* **Set problem**
Restate the entire listing word for word.

* **Listed entries**
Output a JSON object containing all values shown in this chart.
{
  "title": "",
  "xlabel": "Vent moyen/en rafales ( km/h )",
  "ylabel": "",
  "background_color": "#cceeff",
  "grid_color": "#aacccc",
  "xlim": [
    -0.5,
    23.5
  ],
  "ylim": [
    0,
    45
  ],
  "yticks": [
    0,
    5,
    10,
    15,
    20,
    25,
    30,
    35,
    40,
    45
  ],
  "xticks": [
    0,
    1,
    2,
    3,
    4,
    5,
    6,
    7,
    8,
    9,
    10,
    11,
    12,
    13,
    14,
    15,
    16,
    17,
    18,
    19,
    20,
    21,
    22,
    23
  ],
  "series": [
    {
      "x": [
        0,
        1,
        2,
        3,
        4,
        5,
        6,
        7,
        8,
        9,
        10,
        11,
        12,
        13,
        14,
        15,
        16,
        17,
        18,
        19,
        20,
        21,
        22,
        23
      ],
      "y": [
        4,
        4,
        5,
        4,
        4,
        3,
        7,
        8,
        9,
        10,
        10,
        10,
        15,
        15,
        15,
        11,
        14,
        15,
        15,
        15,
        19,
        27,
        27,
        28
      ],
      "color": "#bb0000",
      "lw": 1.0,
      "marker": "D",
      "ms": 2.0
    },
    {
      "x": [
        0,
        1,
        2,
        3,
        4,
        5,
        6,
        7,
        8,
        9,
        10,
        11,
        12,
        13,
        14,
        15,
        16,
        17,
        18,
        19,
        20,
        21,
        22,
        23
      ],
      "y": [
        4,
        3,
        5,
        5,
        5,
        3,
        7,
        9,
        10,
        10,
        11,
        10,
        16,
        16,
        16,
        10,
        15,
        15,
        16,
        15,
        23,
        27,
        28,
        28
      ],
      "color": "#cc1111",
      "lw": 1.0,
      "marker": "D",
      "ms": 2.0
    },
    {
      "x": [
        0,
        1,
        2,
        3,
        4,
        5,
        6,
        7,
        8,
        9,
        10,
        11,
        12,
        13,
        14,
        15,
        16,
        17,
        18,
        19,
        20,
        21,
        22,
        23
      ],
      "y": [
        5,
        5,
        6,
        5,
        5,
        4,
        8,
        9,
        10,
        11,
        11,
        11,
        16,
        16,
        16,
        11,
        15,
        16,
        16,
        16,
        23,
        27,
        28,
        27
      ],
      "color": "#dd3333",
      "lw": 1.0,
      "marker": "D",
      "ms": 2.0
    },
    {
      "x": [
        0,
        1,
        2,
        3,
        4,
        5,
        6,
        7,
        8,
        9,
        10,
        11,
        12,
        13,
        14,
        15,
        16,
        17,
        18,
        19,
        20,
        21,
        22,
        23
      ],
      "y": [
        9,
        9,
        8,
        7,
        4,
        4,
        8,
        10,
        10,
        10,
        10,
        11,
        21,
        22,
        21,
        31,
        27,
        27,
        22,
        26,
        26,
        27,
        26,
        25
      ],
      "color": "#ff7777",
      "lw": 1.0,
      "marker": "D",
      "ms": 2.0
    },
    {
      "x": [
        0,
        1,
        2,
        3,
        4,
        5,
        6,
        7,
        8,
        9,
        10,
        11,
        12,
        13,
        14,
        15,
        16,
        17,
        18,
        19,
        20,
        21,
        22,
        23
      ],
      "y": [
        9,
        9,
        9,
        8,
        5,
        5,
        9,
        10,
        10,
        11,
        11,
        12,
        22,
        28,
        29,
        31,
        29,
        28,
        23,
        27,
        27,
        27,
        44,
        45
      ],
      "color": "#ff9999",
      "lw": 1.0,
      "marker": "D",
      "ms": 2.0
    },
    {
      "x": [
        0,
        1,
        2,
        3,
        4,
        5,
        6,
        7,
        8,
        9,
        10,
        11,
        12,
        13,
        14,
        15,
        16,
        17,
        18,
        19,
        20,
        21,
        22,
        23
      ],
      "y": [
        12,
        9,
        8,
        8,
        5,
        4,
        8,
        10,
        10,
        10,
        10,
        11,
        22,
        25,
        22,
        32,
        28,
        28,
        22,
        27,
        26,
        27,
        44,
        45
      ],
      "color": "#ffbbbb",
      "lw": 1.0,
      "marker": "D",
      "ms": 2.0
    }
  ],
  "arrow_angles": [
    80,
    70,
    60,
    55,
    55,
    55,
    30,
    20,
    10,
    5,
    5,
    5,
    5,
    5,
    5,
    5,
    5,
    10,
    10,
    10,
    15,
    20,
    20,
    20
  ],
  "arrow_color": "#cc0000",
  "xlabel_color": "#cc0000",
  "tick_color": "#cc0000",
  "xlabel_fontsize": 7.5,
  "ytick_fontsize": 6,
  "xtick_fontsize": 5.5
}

* **Written response**
Output a JSON object containing all values shown in this chart.
{
  "title": "",
  "xlabel": "Vent moyen/en rafales ( km/h )",
  "ylabel": "",
  "background_color": "#cceeff",
  "grid_color": "#aacccc",
  "xlim": [
    -0.5,
    23.5
  ],
  "ylim": [
    0,
    45
  ],
  "yticks": [
    0,
    5,
    10,
    15,
    20,
    25,
    30,
    35,
    40,
    45
  ],
  "xticks": [
    0,
    1,
    2,
    3,
    4,
    5,
    6,
    7,
    8,
    9,
    10,
    11,
    12,
    13,
    14,
    15,
    16,
    17,
    18,
    19,
    20,
    21,
    22,
    23
  ],
  "series": [
    {
      "x": [
        0,
        1,
        2,
        3,
        4,
        5,
        6,
        7,
        8,
        9,
        10,
        11,
        12,
        13,
        14,
        15,
        16,
        17,
        18,
        19,
        20,
        21,
        22,
        23
      ],
      "y": [
        4,
        4,
        5,
        4,
        4,
        3,
        7,
        8,
        9,
        10,
        10,
        10,
        15,
        15,
        15,
        11,
        14,
        15,
        15,
        15,
        19,
        27,
        27,
        28
      ],
      "color": "#bb0000",
      "lw": 1.0,
      "marker": "D",
      "ms": 2.0
    },
    {
      "x": [
        0,
        1,
        2,
        3,
        4,
        5,
        6,
        7,
        8,
        9,
        10,
        11,
        12,
        13,
        14,
        15,
        16,
        17,
        18,
        19,
        20,
        21,
        22,
        23
      ],
      "y": [
        4,
        3,
        5,
        5,
        5,
        3,
        7,
        9,
        10,
        10,
        11,
        10,
        16,
        16,
        16,
        10,
        15,
        15,
        16,
        15,
        23,
        27,
        28,
        28
      ],
      "color": "#cc1111",
      "lw": 1.0,
      "marker": "D",
      "ms": 2.0
    },
    {
      "x": [
        0,
        1,
        2,
        3,
        4,
        5,
        6,
        7,
        8,
        9,
        10,
        11,
        12,
        13,
        14,
        15,
        16,
        17,
        18,
        19,
        20,
        21,
        22,
        23
      ],
      "y": [
        5,
        5,
        6,
        5,
        5,
        4,
        8,
        9,
        10,
        11,
        11,
        11,
        16,
        16,
        16,
        11,
        15,
        16,
        16,
        16,
        23,
        27,
        28,
        27
      ],
      "color": "#dd3333",
      "lw": 1.0,
      "marker": "D",
      "ms": 2.0
    },
    {
      "x": [
        0,
        1,
        2,
        3,
        4,
        5,
        6,
        7,
        8,
        9,
        10,
        11,
        12,
        13,
        14,
        15,
        16,
        17,
        18,
        19,
        20,
        21,
        22,
        23
      ],
      "y": [
        9,
        9,
        8,
        7,
        4,
        4,
        8,
        10,
        10,
        10,
        10,
        11,
        21,
        22,
        21,
        31,
        27,
        27,
        22,
        26,
        26,
        27,
        26,
        25
      ],
      "color": "#ff7777",
      "lw": 1.0,
      "marker": "D",
      "ms": 2.0
    },
    {
      "x": [
        0,
        1,
        2,
        3,
        4,
        5,
        6,
        7,
        8,
        9,
        10,
        11,
        12,
        13,
        14,
        15,
        16,
        17,
        18,
        19,
        20,
        21,
        22,
        23
      ],
      "y": [
        9,
        9,
        9,
        8,
        5,
        5,
        9,
        10,
        10,
        11,
        11,
        12,
        22,
        28,
        29,
        31,
        29,
        28,
        23,
        27,
        27,
        27,
        44,
        45
      ],
      "color": "#ff9999",
      "lw": 1.0,
      "marker": "D",
      "ms": 2.0
    },
    {
      "x": [
        0,
        1,
        2,
        3,
        4,
        5,
        6,
        7,
        8,
        9,
        10,
        11,
        12,
        13,
        14,
        15,
        16,
        17,
        18,
        19,
        20,
        21,
        22,
        23
      ],
      "y": [
        12,
        9,
        8,
        8,
        5,
        4,
        8,
        10,
        10,
        10,
        10,
        11,
        22,
        25,
        22,
        32,
        28,
        28,
        22,
        27,
        26,
        27,
        44,
        45
      ],
      "color": "#ffbbbb",
      "lw": 1.0,
      "marker": "D",
      "ms": 2.0
    }
  ],
  "arrow_angles": [
    80,
    70,
    60,
    55,
    55,
    55,
    30,
    20,
    10,
    5,
    5,
    5,
    5,
    5,
    5,
    5,
    5,
    10,
    10,
    10,
    15,
    20,
    20,
    20
  ],
  "arrow_color": "#cc0000",
  "xlabel_color": "#cc0000",
  "tick_color": "#cc0000",
  "xlabel_fontsize": 7.5,
  "ytick_fontsize": 6,
  "xtick_fontsize": 5.5
}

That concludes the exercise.